(begin)
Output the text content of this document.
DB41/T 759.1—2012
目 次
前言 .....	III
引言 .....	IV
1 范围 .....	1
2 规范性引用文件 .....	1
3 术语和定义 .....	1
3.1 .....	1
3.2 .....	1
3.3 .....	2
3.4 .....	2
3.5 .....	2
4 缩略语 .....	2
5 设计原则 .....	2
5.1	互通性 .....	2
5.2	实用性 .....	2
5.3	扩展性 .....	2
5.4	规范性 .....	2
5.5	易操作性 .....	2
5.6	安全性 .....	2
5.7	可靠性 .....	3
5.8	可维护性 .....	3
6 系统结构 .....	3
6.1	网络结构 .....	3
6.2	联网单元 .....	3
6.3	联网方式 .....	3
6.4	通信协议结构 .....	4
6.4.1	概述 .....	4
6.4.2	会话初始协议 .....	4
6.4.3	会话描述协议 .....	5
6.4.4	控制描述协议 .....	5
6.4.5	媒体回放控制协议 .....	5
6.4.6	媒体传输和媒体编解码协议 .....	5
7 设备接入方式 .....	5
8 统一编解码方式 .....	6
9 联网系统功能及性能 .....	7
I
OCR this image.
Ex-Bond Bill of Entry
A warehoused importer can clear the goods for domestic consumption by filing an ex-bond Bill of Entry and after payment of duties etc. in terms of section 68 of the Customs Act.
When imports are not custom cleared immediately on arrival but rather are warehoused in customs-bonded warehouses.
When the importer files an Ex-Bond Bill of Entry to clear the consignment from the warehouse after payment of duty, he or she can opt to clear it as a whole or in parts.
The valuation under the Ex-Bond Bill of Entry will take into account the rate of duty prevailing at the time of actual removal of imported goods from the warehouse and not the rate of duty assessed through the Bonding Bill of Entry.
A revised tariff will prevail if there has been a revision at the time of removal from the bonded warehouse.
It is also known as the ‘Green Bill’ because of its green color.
(end)
■ Work to complete:
Write only the number of lines in the records that include the word "goods".

■ Output for this exercise:
2